» Task objective: Only the lines from the line containing "Convert this screenshot" through the final line of the entries should be printed, exactly as given, with the pictures left out.

[Recorded data]
= = =
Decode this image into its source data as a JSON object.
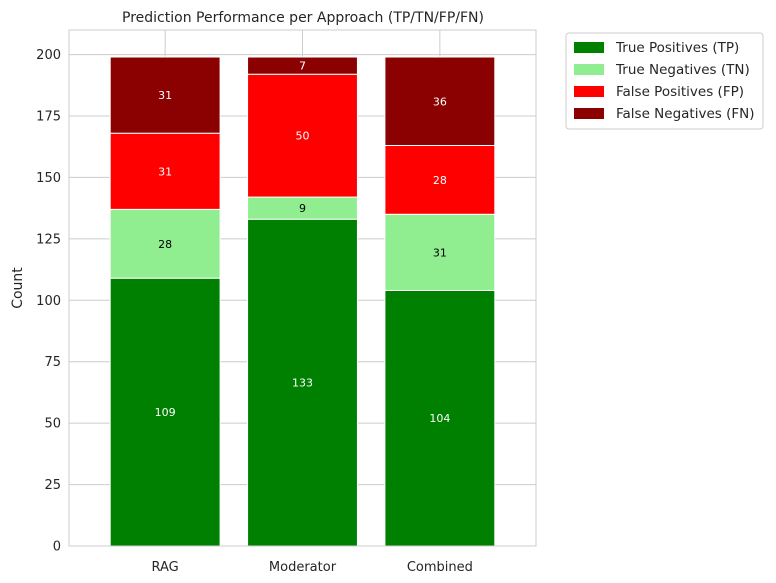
{
  "chart_data": {
    "type": "bar",
    "stacked": true,
    "title": "Prediction Performance per Approach (TP/TN/FP/FN)",
    "xlabel": "",
    "ylabel": "Count",
    "categories": [
      "RAG",
      "Moderator",
      "Combined"
    ],
    "ylim": [
      0,
      210
    ],
    "yticks": [
      0,
      25,
      50,
      75,
      100,
      125,
      150,
      175,
      200
    ],
    "grid": true,
    "legend_position": "outside-right-top",
    "series": [
      {
        "name": "True Positives (TP)",
        "color": "#008000",
        "label_color": "#ffffff",
        "values": [
          109,
          133,
          104
        ]
      },
      {
        "name": "True Negatives (TN)",
        "color": "#90ee90",
        "label_color": "#000000",
        "values": [
          28,
          9,
          31
        ]
      },
      {
        "name": "False Positives (FP)",
        "color": "#ff0000",
        "label_color": "#ffffff",
        "values": [
          31,
          50,
          28
        ]
      },
      {
        "name": "False Negatives (FN)",
        "color": "#8b0000",
        "label_color": "#ffffff",
        "values": [
          31,
          7,
          36
        ]
      }
    ]
  }
}
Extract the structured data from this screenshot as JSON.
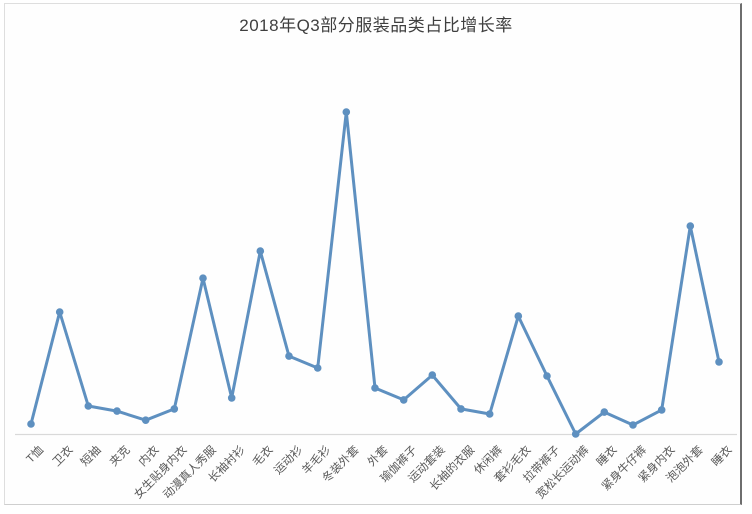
{
  "frame": {
    "border_light": "#dedede",
    "border_dark": "#6e6e6e"
  },
  "chart_data": {
    "type": "line",
    "title": "2018年Q3部分服装品类占比增长率",
    "categories": [
      "T恤",
      "卫衣",
      "短袖",
      "夹克",
      "内衣",
      "女生贴身内衣",
      "动漫真人秀服",
      "长袖衬衫",
      "毛衣",
      "运动衫",
      "羊毛衫",
      "冬装外套",
      "外套",
      "瑜伽裤子",
      "运动套装",
      "长袖的衣服",
      "休闲裤",
      "套衫毛衣",
      "拉带裤子",
      "宽松长运动裤",
      "睡衣",
      "紧身牛仔裤",
      "紧身内衣",
      "泡泡外套",
      "睡衣"
    ],
    "values": [
      3.1,
      37.9,
      8.7,
      7.1,
      4.3,
      7.8,
      48.4,
      11.2,
      56.8,
      24.2,
      20.5,
      100,
      14.3,
      10.6,
      18.3,
      7.8,
      6.2,
      36.6,
      18.0,
      0,
      6.8,
      2.8,
      7.5,
      64.6,
      22.4
    ],
    "units": "relative (no y-axis scale shown; peak 冬装外套 = 100)",
    "xlabel": "",
    "ylabel": "",
    "ylim": [
      0,
      105
    ],
    "y_axis_visible": false,
    "gridlines": false,
    "legend": "none",
    "line_color": "#5e90c0",
    "marker": "circle",
    "axis_line_color": "#d9d9d9",
    "label_color": "#595959",
    "title_color": "#3f3f3f"
  }
}
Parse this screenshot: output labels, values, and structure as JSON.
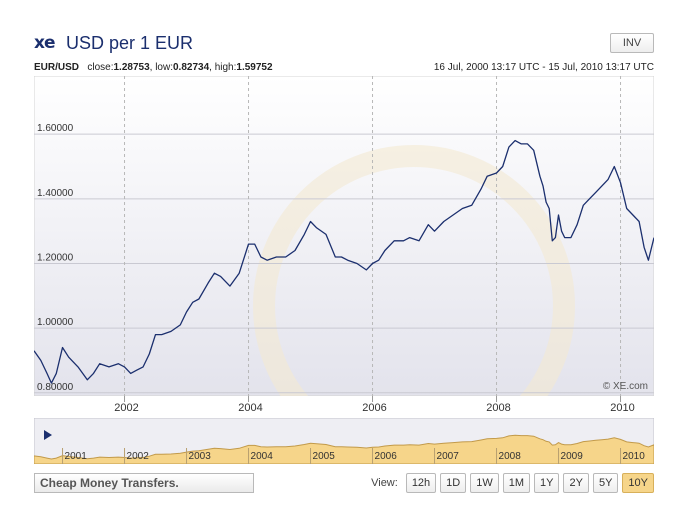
{
  "header": {
    "logo": "xe",
    "title": "USD per 1 EUR",
    "inv_label": "INV"
  },
  "stats": {
    "pair": "EUR/USD",
    "close_label": "close:",
    "close": "1.28753",
    "low_label": ", low:",
    "low": "0.82734",
    "high_label": ", high:",
    "high": "1.59752"
  },
  "date_range": "16 Jul, 2000 13:17 UTC - 15 Jul, 2010 13:17 UTC",
  "watermark": "© XE.com",
  "chart_data": {
    "type": "line",
    "title": "USD per 1 EUR",
    "xlabel": "",
    "ylabel": "",
    "xlim": [
      2000.54,
      2010.54
    ],
    "ylim": [
      0.79,
      1.78
    ],
    "y_ticks": [
      "1.60000",
      "1.40000",
      "1.20000",
      "1.00000",
      "0.80000"
    ],
    "y_tick_values": [
      1.6,
      1.4,
      1.2,
      1.0,
      0.8
    ],
    "x_ticks": [
      "2002",
      "2004",
      "2006",
      "2008",
      "2010"
    ],
    "x_tick_values": [
      2002.0,
      2004.0,
      2006.0,
      2008.0,
      2010.0
    ],
    "grid": true,
    "series": [
      {
        "x": [
          2000.54,
          2000.65,
          2000.75,
          2000.82,
          2000.9,
          2001.0,
          2001.1,
          2001.25,
          2001.4,
          2001.5,
          2001.6,
          2001.75,
          2001.9,
          2002.0,
          2002.1,
          2002.2,
          2002.3,
          2002.4,
          2002.5,
          2002.6,
          2002.75,
          2002.9,
          2003.0,
          2003.1,
          2003.2,
          2003.35,
          2003.45,
          2003.55,
          2003.7,
          2003.85,
          2004.0,
          2004.1,
          2004.2,
          2004.3,
          2004.45,
          2004.6,
          2004.75,
          2004.9,
          2005.0,
          2005.1,
          2005.25,
          2005.4,
          2005.5,
          2005.6,
          2005.75,
          2005.9,
          2006.0,
          2006.1,
          2006.2,
          2006.35,
          2006.5,
          2006.6,
          2006.75,
          2006.9,
          2007.0,
          2007.15,
          2007.3,
          2007.45,
          2007.6,
          2007.75,
          2007.85,
          2008.0,
          2008.1,
          2008.2,
          2008.3,
          2008.4,
          2008.5,
          2008.6,
          2008.7,
          2008.75,
          2008.8,
          2008.85,
          2008.9,
          2008.95,
          2009.0,
          2009.05,
          2009.1,
          2009.2,
          2009.3,
          2009.4,
          2009.5,
          2009.6,
          2009.7,
          2009.8,
          2009.9,
          2010.0,
          2010.1,
          2010.2,
          2010.3,
          2010.38,
          2010.45,
          2010.54
        ],
        "y": [
          0.93,
          0.9,
          0.86,
          0.83,
          0.86,
          0.94,
          0.91,
          0.88,
          0.84,
          0.86,
          0.89,
          0.88,
          0.89,
          0.88,
          0.86,
          0.87,
          0.88,
          0.92,
          0.98,
          0.98,
          0.99,
          1.01,
          1.05,
          1.08,
          1.09,
          1.14,
          1.17,
          1.16,
          1.13,
          1.17,
          1.26,
          1.26,
          1.22,
          1.21,
          1.22,
          1.22,
          1.24,
          1.29,
          1.33,
          1.31,
          1.29,
          1.22,
          1.22,
          1.21,
          1.2,
          1.18,
          1.2,
          1.21,
          1.24,
          1.27,
          1.27,
          1.28,
          1.27,
          1.32,
          1.3,
          1.33,
          1.35,
          1.37,
          1.38,
          1.43,
          1.47,
          1.48,
          1.5,
          1.56,
          1.58,
          1.57,
          1.57,
          1.55,
          1.47,
          1.44,
          1.39,
          1.37,
          1.27,
          1.28,
          1.35,
          1.3,
          1.28,
          1.28,
          1.32,
          1.38,
          1.4,
          1.42,
          1.44,
          1.46,
          1.5,
          1.45,
          1.37,
          1.35,
          1.33,
          1.25,
          1.21,
          1.28
        ]
      }
    ]
  },
  "navigator": {
    "years": [
      "2001",
      "2002",
      "2003",
      "2004",
      "2005",
      "2006",
      "2007",
      "2008",
      "2009",
      "2010"
    ],
    "play_icon": "play-icon"
  },
  "footer": {
    "cheap_label": "Cheap Money Transfers.",
    "view_label": "View:",
    "view_buttons": [
      "12h",
      "1D",
      "1W",
      "1M",
      "1Y",
      "2Y",
      "5Y",
      "10Y"
    ],
    "active_view": "10Y"
  },
  "colors": {
    "line": "#1b2f6e",
    "grid": "#c9c9d2",
    "nav_fill": "#f6d58a",
    "nav_line": "#c29a4a",
    "accent": "#f6d58a"
  }
}
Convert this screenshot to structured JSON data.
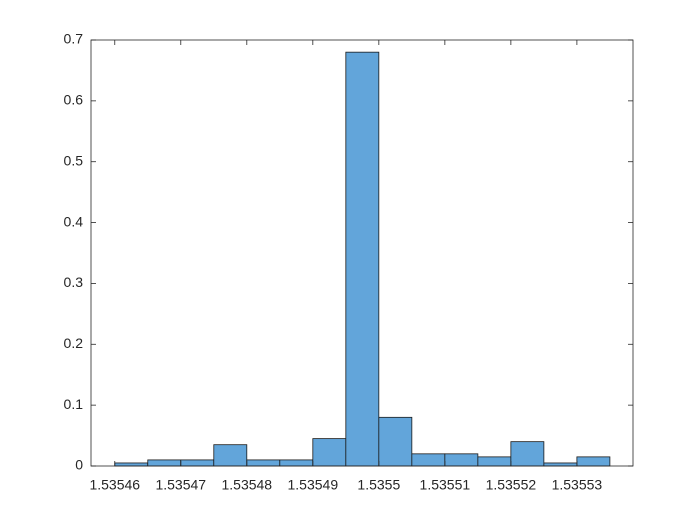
{
  "chart_data": {
    "type": "histogram",
    "bins": [
      1.53546,
      1.535465,
      1.53547,
      1.535475,
      1.53548,
      1.535485,
      1.53549,
      1.535495,
      1.5355,
      1.535505,
      1.53551,
      1.535515,
      1.53552,
      1.535525,
      1.53553,
      1.535535
    ],
    "values": [
      0.005,
      0.01,
      0.01,
      0.035,
      0.01,
      0.01,
      0.045,
      0.68,
      0.08,
      0.02,
      0.02,
      0.015,
      0.04,
      0.005,
      0.015
    ],
    "color": "#62a5da",
    "xlim": [
      1.5354564,
      1.5355385
    ],
    "xticks": [
      1.53546,
      1.53547,
      1.53548,
      1.53549,
      1.5355,
      1.53551,
      1.53552,
      1.53553
    ],
    "ylim": [
      0,
      0.7
    ],
    "yticks": [
      0,
      0.1,
      0.2,
      0.3,
      0.4,
      0.5,
      0.6,
      0.7
    ]
  }
}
= = =
» The result:
Convert this screenshot to structured JSON data.
{
  "chart_data": {
    "type": "histogram",
    "bins": [
      1.53546,
      1.535465,
      1.53547,
      1.535475,
      1.53548,
      1.535485,
      1.53549,
      1.535495,
      1.5355,
      1.535505,
      1.53551,
      1.535515,
      1.53552,
      1.535525,
      1.53553,
      1.535535
    ],
    "values": [
      0.005,
      0.01,
      0.01,
      0.035,
      0.01,
      0.01,
      0.045,
      0.68,
      0.08,
      0.02,
      0.02,
      0.015,
      0.04,
      0.005,
      0.015
    ],
    "color": "#62a5da",
    "xlim": [
      1.5354564,
      1.5355385
    ],
    "xticks": [
      1.53546,
      1.53547,
      1.53548,
      1.53549,
      1.5355,
      1.53551,
      1.53552,
      1.53553
    ],
    "ylim": [
      0,
      0.7
    ],
    "yticks": [
      0,
      0.1,
      0.2,
      0.3,
      0.4,
      0.5,
      0.6,
      0.7
    ]
  }
}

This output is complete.